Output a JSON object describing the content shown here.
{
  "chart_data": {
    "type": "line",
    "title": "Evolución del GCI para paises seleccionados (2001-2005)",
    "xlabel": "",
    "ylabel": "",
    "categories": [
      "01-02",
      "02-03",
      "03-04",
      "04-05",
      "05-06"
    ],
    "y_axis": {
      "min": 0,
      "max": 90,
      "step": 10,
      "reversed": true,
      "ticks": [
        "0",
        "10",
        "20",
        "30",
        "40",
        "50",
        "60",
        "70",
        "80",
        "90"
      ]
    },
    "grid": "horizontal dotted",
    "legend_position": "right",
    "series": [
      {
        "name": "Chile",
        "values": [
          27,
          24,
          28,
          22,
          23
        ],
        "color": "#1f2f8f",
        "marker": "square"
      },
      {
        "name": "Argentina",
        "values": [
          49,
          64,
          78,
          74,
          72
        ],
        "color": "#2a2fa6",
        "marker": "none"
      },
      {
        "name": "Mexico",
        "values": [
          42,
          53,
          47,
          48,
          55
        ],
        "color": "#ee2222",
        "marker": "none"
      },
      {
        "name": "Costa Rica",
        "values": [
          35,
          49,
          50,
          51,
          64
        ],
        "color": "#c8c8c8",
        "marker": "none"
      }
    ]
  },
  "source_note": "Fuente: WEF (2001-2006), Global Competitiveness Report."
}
...
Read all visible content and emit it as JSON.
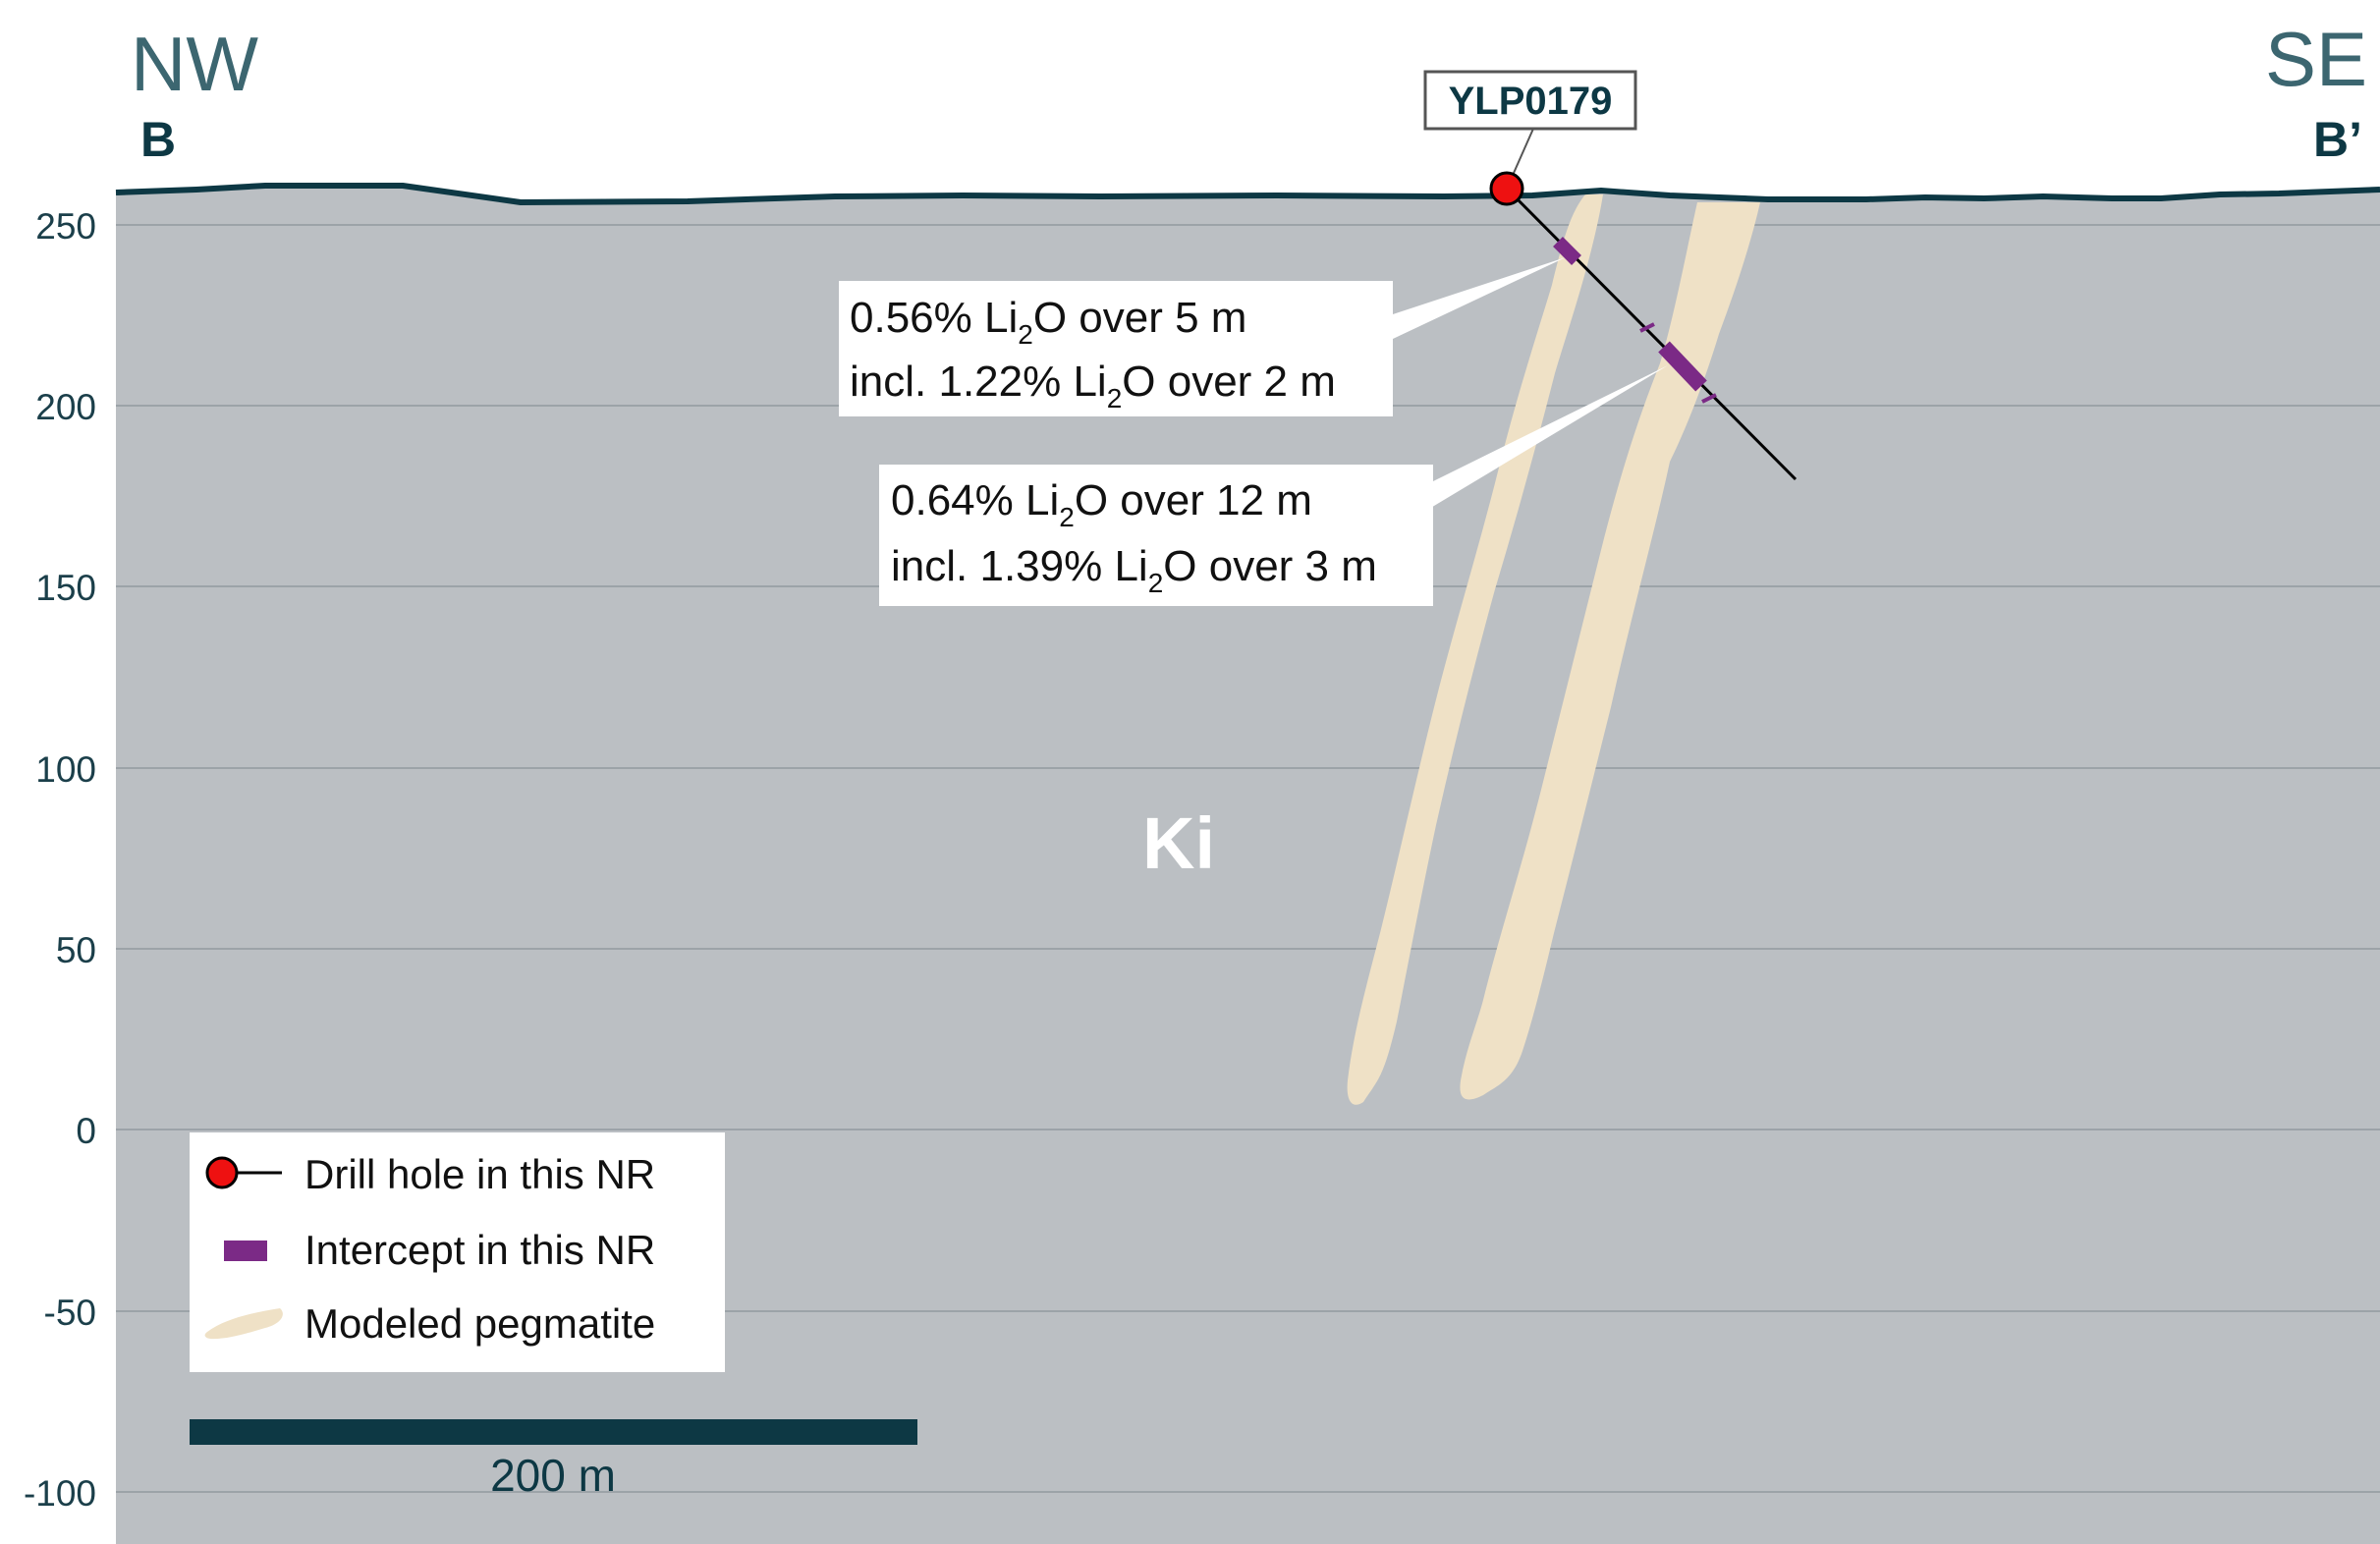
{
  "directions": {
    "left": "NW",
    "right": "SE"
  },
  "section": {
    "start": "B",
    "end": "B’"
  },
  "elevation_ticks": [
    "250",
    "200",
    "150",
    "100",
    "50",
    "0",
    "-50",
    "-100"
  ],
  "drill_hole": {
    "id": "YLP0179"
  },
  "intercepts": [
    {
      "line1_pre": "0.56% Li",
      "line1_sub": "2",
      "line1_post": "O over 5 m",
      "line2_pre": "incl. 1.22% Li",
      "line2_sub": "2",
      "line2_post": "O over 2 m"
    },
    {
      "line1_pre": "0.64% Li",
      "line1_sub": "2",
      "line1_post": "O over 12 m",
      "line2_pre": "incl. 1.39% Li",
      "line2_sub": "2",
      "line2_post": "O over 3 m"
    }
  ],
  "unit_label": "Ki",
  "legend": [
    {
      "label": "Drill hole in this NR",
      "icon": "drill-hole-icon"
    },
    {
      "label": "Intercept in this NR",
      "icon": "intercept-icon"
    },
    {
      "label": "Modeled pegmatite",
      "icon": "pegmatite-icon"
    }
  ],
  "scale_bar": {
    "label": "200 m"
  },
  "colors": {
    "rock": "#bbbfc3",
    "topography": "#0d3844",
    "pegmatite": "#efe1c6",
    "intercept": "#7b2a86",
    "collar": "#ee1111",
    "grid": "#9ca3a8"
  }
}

STATED GOAL: List each line of the records that holds the string "name".

TASK ANSWER:
        "name": "Chile",
        "name": "Argentina",
        "name": "Mexico",
        "name": "Costa Rica",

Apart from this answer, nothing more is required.